**Short task**.
Please rewrite the records below, changing every "article-paragraph" to "body-paragraph" and keeping everything else the same. Omit the pictures from your answer.

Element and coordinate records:
::::

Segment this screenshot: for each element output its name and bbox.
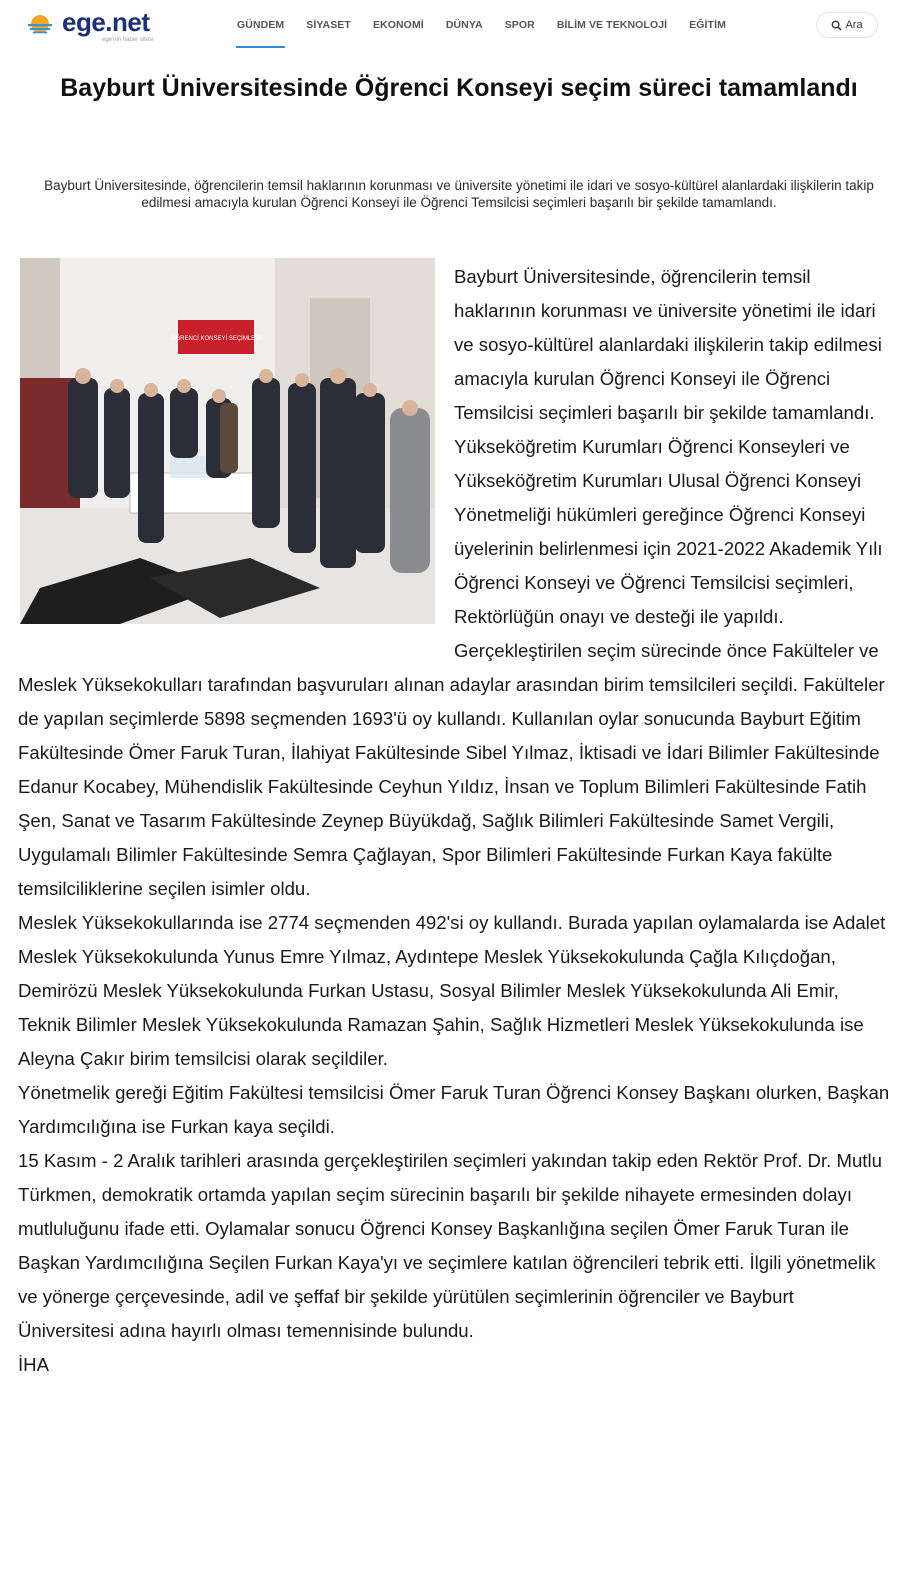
article-source: İHA xyxy=(18,1354,49,1375)
article-body xyxy=(18,260,892,1382)
article-paragraph: Meslek Yüksekokullarında ise 2774 seçmenden 492'si oy kullandı. Burada yapılan oylamalarda ise Adalet Meslek Yüksekokulunda Yunus Emre Yılmaz, Aydıntepe Meslek Yüksekokulunda Çağla Kılıçdoğan, Demirözü Meslek Yüksekokulunda Furkan Ustasu, Sosyal Bilimler Meslek Yüksekokulunda Ali Emir, Teknik Bilimler Meslek Yüksekokulunda Ramazan Şahin, Sağlık Hizmetleri Meslek Yüksekokulunda ise Aleyna Çakır birim temsilcisi olarak seçildiler. xyxy=(18,912,886,1069)
nav-item-siyaset[interactable]: SİYASET xyxy=(306,19,351,31)
photo-sign-text: ÖĞRENCİ KONSEYİ SEÇİMLERİ xyxy=(170,336,262,342)
nav-item-ekonomi[interactable]: EKONOMİ xyxy=(372,19,424,31)
nav-item-spor[interactable]: SPOR xyxy=(504,19,535,31)
nav-item-gundem[interactable]: GÜNDEM xyxy=(226,0,295,50)
main-nav xyxy=(226,0,737,50)
article-paragraph: 15 Kasım - 2 Aralık tarihleri arasında gerçekleştirilen seçimleri yakından takip eden Rektör Prof. Dr. Mutlu Türkmen, demokratik ortamda yapılan seçim sürecinin başarılı bir şekilde nihayete ermesinden dolayı mutluluğunu ifade etti. Oylamalar sonucu Öğrenci Konsey Başkanlığına seçilen Ömer Faruk Turan ile Başkan Yardımcılığına Seçilen Furkan Kaya'yı ve seçimlere katılan öğrencileri tebrik etti. İlgili yönetmelik ve yönerge çerçevesinde, adil ve şeffaf bir şekilde yürütülen seçimlerinin öğrenciler ve Bayburt Üniversitesi adına hayırlı olması temennisinde bulundu. xyxy=(18,1150,882,1341)
logo-tagline: ege'nin haber sitesi xyxy=(102,37,154,43)
site-logo[interactable] xyxy=(22,4,182,44)
article-summary: Bayburt Üniversitesinde, öğrencilerin temsil haklarının korunması ve üniversite yönetimi ile idari ve sosyo-kültürel alanlardaki ilişkilerin takip edilmesi amacıyla kurulan Öğrenci Konseyi ile Öğrenci Temsilcisi seçimleri başarılı bir şekilde tamamlandı. xyxy=(44,178,874,210)
search-label: Ara xyxy=(845,19,863,31)
search-button[interactable] xyxy=(816,12,878,38)
article-title: Bayburt Üniversitesinde Öğrenci Konseyi seçim süreci tamamlandı xyxy=(60,74,858,102)
nav-item-egitim[interactable]: EĞİTİM xyxy=(689,19,726,31)
nav-item-dunya[interactable]: DÜNYA xyxy=(445,19,483,31)
nav-item-bilim-ve-teknoloji[interactable]: BİLİM VE TEKNOLOJİ xyxy=(556,19,668,31)
photo-float-spacer xyxy=(18,260,454,636)
logo-wordmark: ege.net xyxy=(62,7,150,37)
article-paragraph: Gerçekleştirilen seçim sürecinde önce Fakülteler ve Meslek Yüksekokulları tarafından başvuruları alınan adaylar arasından birim temsilcileri seçildi. Fakülteler de yapılan seçimlerde 5898 seçmenden 1693'ü oy kullandı. Kullanılan oylar sonucunda Bayburt Eğitim Fakültesinde Ömer Faruk Turan, İlahiyat Fakültesinde Sibel Yılmaz, İktisadi ve İdari Bilimler Fakültesinde Edanur Kocabey, Mühendislik Fakültesinde Ceyhun Yıldız, İnsan ve Toplum Bilimleri Fakültesinde Fatih Şen, Sanat ve Tasarım Fakültesinde Zeynep Büyükdağ, Sağlık Bilimleri Fakültesinde Samet Vergili, Uygulamalı Bilimler Fakültesinde Semra Çağlayan, Spor Bilimleri Fakültesinde Furkan Kaya fakülte temsilciliklerine seçilen isimler oldu. xyxy=(18,640,885,899)
article-paragraph: Bayburt Üniversitesinde, öğrencilerin temsil haklarının korunması ve üniversite yönetimi ile idari ve sosyo-kültürel alanlardaki ilişkilerin takip edilmesi amacıyla kurulan Öğrenci Konseyi ile Öğrenci Temsilcisi seçimleri başarılı bir şekilde tamamlandı. Yükseköğretim Kurumları Öğrenci Konseyleri ve Yükseköğretim Kurumları Ulusal Öğrenci Konseyi Yönetmeliği hükümleri gereğince Öğrenci Konseyi üyelerinin belirlenmesi için 2021-2022 Akademik Yılı Öğrenci Konseyi ve Öğrenci Temsilcisi seçimleri, Rektörlüğün onayı ve desteği ile yapıldı. xyxy=(454,266,883,627)
search-icon xyxy=(831,20,842,31)
article-paragraph: Yönetmelik gereği Eğitim Fakültesi temsilcisi Ömer Faruk Turan Öğrenci Konsey Başkanı olurken, Başkan Yardımcılığına ise Furkan kaya seçildi. xyxy=(18,1082,890,1137)
sun-logo-icon xyxy=(24,10,56,34)
site-header xyxy=(0,0,918,52)
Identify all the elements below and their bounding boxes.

::::

**Final answer**.
Segment this screenshot: for each element output its name and bbox.
article-source: İHA xyxy=(18,1354,49,1375)
article-body xyxy=(18,260,892,1382)
body-paragraph: Meslek Yüksekokullarında ise 2774 seçmenden 492'si oy kullandı. Burada yapılan oylamalarda ise Adalet Meslek Yüksekokulunda Yunus Emre Yılmaz, Aydıntepe Meslek Yüksekokulunda Çağla Kılıçdoğan, Demirözü Meslek Yüksekokulunda Furkan Ustasu, Sosyal Bilimler Meslek Yüksekokulunda Ali Emir, Teknik Bilimler Meslek Yüksekokulunda Ramazan Şahin, Sağlık Hizmetleri Meslek Yüksekokulunda ise Aleyna Çakır birim temsilcisi olarak seçildiler. xyxy=(18,912,886,1069)
nav-item-siyaset[interactable]: SİYASET xyxy=(306,19,351,31)
photo-sign-text: ÖĞRENCİ KONSEYİ SEÇİMLERİ xyxy=(170,336,262,342)
nav-item-ekonomi[interactable]: EKONOMİ xyxy=(372,19,424,31)
nav-item-spor[interactable]: SPOR xyxy=(504,19,535,31)
nav-item-gundem[interactable]: GÜNDEM xyxy=(226,0,295,50)
main-nav xyxy=(226,0,737,50)
body-paragraph: 15 Kasım - 2 Aralık tarihleri arasında gerçekleştirilen seçimleri yakından takip eden Rektör Prof. Dr. Mutlu Türkmen, demokratik ortamda yapılan seçim sürecinin başarılı bir şekilde nihayete ermesinden dolayı mutluluğunu ifade etti. Oylamalar sonucu Öğrenci Konsey Başkanlığına seçilen Ömer Faruk Turan ile Başkan Yardımcılığına Seçilen Furkan Kaya'yı ve seçimlere katılan öğrencileri tebrik etti. İlgili yönetmelik ve yönerge çerçevesinde, adil ve şeffaf bir şekilde yürütülen seçimlerinin öğrenciler ve Bayburt Üniversitesi adına hayırlı olması temennisinde bulundu. xyxy=(18,1150,882,1341)
logo-tagline: ege'nin haber sitesi xyxy=(102,37,154,43)
site-logo[interactable] xyxy=(22,4,182,44)
article-summary: Bayburt Üniversitesinde, öğrencilerin temsil haklarının korunması ve üniversite yönetimi ile idari ve sosyo-kültürel alanlardaki ilişkilerin takip edilmesi amacıyla kurulan Öğrenci Konseyi ile Öğrenci Temsilcisi seçimleri başarılı bir şekilde tamamlandı. xyxy=(44,178,874,210)
search-label: Ara xyxy=(845,19,863,31)
search-button[interactable] xyxy=(816,12,878,38)
article-title: Bayburt Üniversitesinde Öğrenci Konseyi seçim süreci tamamlandı xyxy=(60,74,858,102)
nav-item-egitim[interactable]: EĞİTİM xyxy=(689,19,726,31)
nav-item-dunya[interactable]: DÜNYA xyxy=(445,19,483,31)
nav-item-bilim-ve-teknoloji[interactable]: BİLİM VE TEKNOLOJİ xyxy=(556,19,668,31)
photo-float-spacer xyxy=(18,260,454,636)
logo-wordmark: ege.net xyxy=(62,7,150,37)
body-paragraph: Gerçekleştirilen seçim sürecinde önce Fakülteler ve Meslek Yüksekokulları tarafından başvuruları alınan adaylar arasından birim temsilcileri seçildi. Fakülteler de yapılan seçimlerde 5898 seçmenden 1693'ü oy kullandı. Kullanılan oylar sonucunda Bayburt Eğitim Fakültesinde Ömer Faruk Turan, İlahiyat Fakültesinde Sibel Yılmaz, İktisadi ve İdari Bilimler Fakültesinde Edanur Kocabey, Mühendislik Fakültesinde Ceyhun Yıldız, İnsan ve Toplum Bilimleri Fakültesinde Fatih Şen, Sanat ve Tasarım Fakültesinde Zeynep Büyükdağ, Sağlık Bilimleri Fakültesinde Samet Vergili, Uygulamalı Bilimler Fakültesinde Semra Çağlayan, Spor Bilimleri Fakültesinde Furkan Kaya fakülte temsilciliklerine seçilen isimler oldu. xyxy=(18,640,885,899)
body-paragraph: Bayburt Üniversitesinde, öğrencilerin temsil haklarının korunması ve üniversite yönetimi ile idari ve sosyo-kültürel alanlardaki ilişkilerin takip edilmesi amacıyla kurulan Öğrenci Konseyi ile Öğrenci Temsilcisi seçimleri başarılı bir şekilde tamamlandı. Yükseköğretim Kurumları Öğrenci Konseyleri ve Yükseköğretim Kurumları Ulusal Öğrenci Konseyi Yönetmeliği hükümleri gereğince Öğrenci Konseyi üyelerinin belirlenmesi için 2021-2022 Akademik Yılı Öğrenci Konseyi ve Öğrenci Temsilcisi seçimleri, Rektörlüğün onayı ve desteği ile yapıldı. xyxy=(454,266,883,627)
search-icon xyxy=(831,20,842,31)
body-paragraph: Yönetmelik gereği Eğitim Fakültesi temsilcisi Ömer Faruk Turan Öğrenci Konsey Başkanı olurken, Başkan Yardımcılığına ise Furkan kaya seçildi. xyxy=(18,1082,890,1137)
sun-logo-icon xyxy=(24,10,56,34)
site-header xyxy=(0,0,918,52)
Identify all the elements below and their bounding boxes.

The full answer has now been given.